** What the exercise asks **
Reproduce all of the records exactly.

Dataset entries
>>>>>

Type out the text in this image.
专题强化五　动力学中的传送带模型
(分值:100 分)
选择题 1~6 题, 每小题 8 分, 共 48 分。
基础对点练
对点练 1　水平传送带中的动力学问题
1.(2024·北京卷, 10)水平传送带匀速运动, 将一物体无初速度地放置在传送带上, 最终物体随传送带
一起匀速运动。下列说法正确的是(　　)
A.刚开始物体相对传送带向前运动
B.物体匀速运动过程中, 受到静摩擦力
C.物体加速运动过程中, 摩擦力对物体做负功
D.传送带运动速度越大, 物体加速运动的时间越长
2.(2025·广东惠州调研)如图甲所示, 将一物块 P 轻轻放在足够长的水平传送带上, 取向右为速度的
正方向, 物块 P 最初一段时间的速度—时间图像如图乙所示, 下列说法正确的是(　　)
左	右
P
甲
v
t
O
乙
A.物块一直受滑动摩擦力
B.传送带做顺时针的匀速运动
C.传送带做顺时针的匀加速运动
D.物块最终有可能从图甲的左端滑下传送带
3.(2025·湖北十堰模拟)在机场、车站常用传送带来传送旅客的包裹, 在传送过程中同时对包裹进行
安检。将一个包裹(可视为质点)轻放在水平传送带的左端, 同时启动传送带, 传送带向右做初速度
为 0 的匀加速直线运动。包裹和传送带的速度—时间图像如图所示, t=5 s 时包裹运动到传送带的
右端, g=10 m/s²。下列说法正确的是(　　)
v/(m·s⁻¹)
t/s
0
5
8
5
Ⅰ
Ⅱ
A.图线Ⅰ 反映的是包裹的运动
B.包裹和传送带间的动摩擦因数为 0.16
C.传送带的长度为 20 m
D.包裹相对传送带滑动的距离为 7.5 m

<<<<<

** Result for this exercise **
Type out the text in this image.
专题强化五　动力学中的传送带模型
(分值:100 分)
选择题 1~6 题, 每小题 8 分, 共 48 分。
基础对点练
对点练 1　水平传送带中的动力学问题
1.(2024·北京卷, 10)水平传送带匀速运动, 将一物体无初速度地放置在传送带上, 最终物体随传送带
一起匀速运动。下列说法正确的是(　　)
A.刚开始物体相对传送带向前运动
B.物体匀速运动过程中, 受到静摩擦力
C.物体加速运动过程中, 摩擦力对物体做负功
D.传送带运动速度越大, 物体加速运动的时间越长
2.(2025·广东惠州调研)如图甲所示, 将一物块 P 轻轻放在足够长的水平传送带上, 取向右为速度的
正方向, 物块 P 最初一段时间的速度—时间图像如图乙所示, 下列说法正确的是(　　)
左	右
P
甲
v
t
O
乙
A.物块一直受滑动摩擦力
B.传送带做顺时针的匀速运动
C.传送带做顺时针的匀加速运动
D.物块最终有可能从图甲的左端滑下传送带
3.(2025·湖北十堰模拟)在机场、车站常用传送带来传送旅客的包裹, 在传送过程中同时对包裹进行
安检。将一个包裹(可视为质点)轻放在水平传送带的左端, 同时启动传送带, 传送带向右做初速度
为 0 的匀加速直线运动。包裹和传送带的速度—时间图像如图所示, t=5 s 时包裹运动到传送带的
右端, g=10 m/s²。下列说法正确的是(　　)
v/(m·s⁻¹)
t/s
0
5
8
5
Ⅰ
Ⅱ
A.图线Ⅰ 反映的是包裹的运动
B.包裹和传送带间的动摩擦因数为 0.16
C.传送带的长度为 20 m
D.包裹相对传送带滑动的距离为 7.5 m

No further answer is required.